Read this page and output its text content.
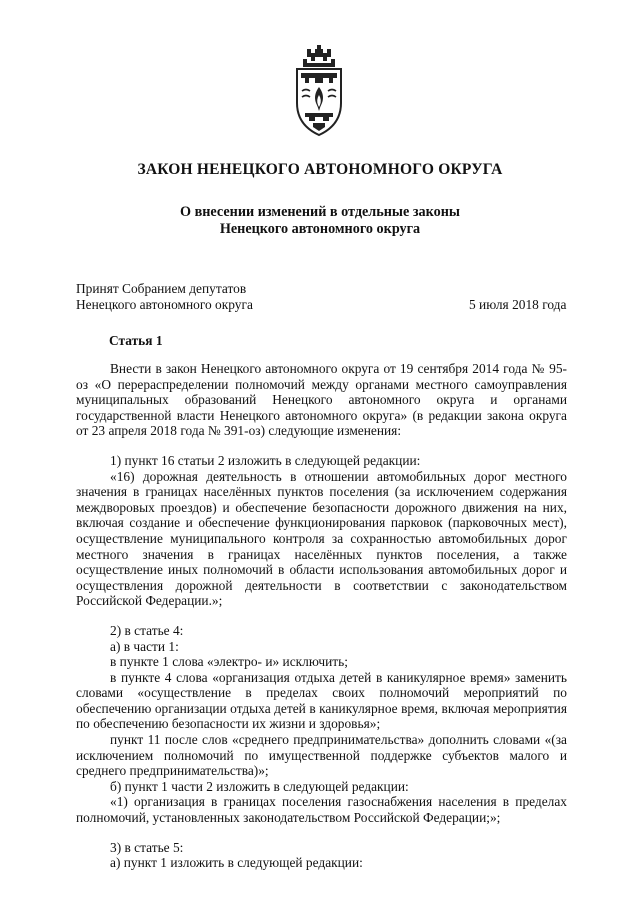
ЗАКОН НЕНЕЦКОГО АВТОНОМНОГО ОКРУГА
О внесении изменений в отдельные законы
Ненецкого автономного округа
Принят Собранием депутатов
Ненецкого автономного округа	5 июля 2018 года
Статья 1

Внести в закон Ненецкого автономного округа от 19 сентября 2014 года № 95-оз «О перераспределении полномочий между органами местного самоуправления муниципальных образований Ненецкого автономного округа и органами государственной власти Ненецкого автономного округа» (в редакции закона округа от 23 апреля 2018 года № 391-оз) следующие изменения:

1) пункт 16 статьи 2 изложить в следующей редакции:

«16) дорожная деятельность в отношении автомобильных дорог местного значения в границах населённых пунктов поселения (за исключением содержания междворовых проездов) и обеспечение безопасности дорожного движения на них, включая создание и обеспечение функционирования парковок (парковочных мест), осуществление муниципального контроля за сохранностью автомобильных дорог местного значения в границах населённых пунктов поселения, а также осуществление иных полномочий в области использования автомобильных дорог и осуществления дорожной деятельности в соответствии с законодательством Российской Федерации.»;

2) в статье 4:

а) в части 1:

в пункте 1 слова «электро- и» исключить;

в пункте 4 слова «организация отдыха детей в каникулярное время» заменить словами «осуществление в пределах своих полномочий мероприятий по обеспечению организации отдыха детей в каникулярное время, включая мероприятия по обеспечению безопасности их жизни и здоровья»;

пункт 11 после слов «среднего предпринимательства» дополнить словами «(за исключением полномочий по имущественной поддержке субъектов малого и среднего предпринимательства)»;

б) пункт 1 части 2 изложить в следующей редакции:

«1) организация в границах поселения газоснабжения населения в пределах полномочий, установленных законодательством Российской Федерации;»;

3) в статье 5:

а) пункт 1 изложить в следующей редакции:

WHAT YOU HAVE TO DO. Copy the material exactly. Do not include the pictures.

OUTPUT.
Read this page and output its text content.
ЗАКОН НЕНЕЦКОГО АВТОНОМНОГО ОКРУГА
О внесении изменений в отдельные законы
Ненецкого автономного округа
Принят Собранием депутатов
Ненецкого автономного округа	5 июля 2018 года
Статья 1

Внести в закон Ненецкого автономного округа от 19 сентября 2014 года № 95-оз «О перераспределении полномочий между органами местного самоуправления муниципальных образований Ненецкого автономного округа и органами государственной власти Ненецкого автономного округа» (в редакции закона округа от 23 апреля 2018 года № 391-оз) следующие изменения:

1) пункт 16 статьи 2 изложить в следующей редакции:

«16) дорожная деятельность в отношении автомобильных дорог местного значения в границах населённых пунктов поселения (за исключением содержания междворовых проездов) и обеспечение безопасности дорожного движения на них, включая создание и обеспечение функционирования парковок (парковочных мест), осуществление муниципального контроля за сохранностью автомобильных дорог местного значения в границах населённых пунктов поселения, а также осуществление иных полномочий в области использования автомобильных дорог и осуществления дорожной деятельности в соответствии с законодательством Российской Федерации.»;

2) в статье 4:

а) в части 1:

в пункте 1 слова «электро- и» исключить;

в пункте 4 слова «организация отдыха детей в каникулярное время» заменить словами «осуществление в пределах своих полномочий мероприятий по обеспечению организации отдыха детей в каникулярное время, включая мероприятия по обеспечению безопасности их жизни и здоровья»;

пункт 11 после слов «среднего предпринимательства» дополнить словами «(за исключением полномочий по имущественной поддержке субъектов малого и среднего предпринимательства)»;

б) пункт 1 части 2 изложить в следующей редакции:

«1) организация в границах поселения газоснабжения населения в пределах полномочий, установленных законодательством Российской Федерации;»;

3) в статье 5:

а) пункт 1 изложить в следующей редакции:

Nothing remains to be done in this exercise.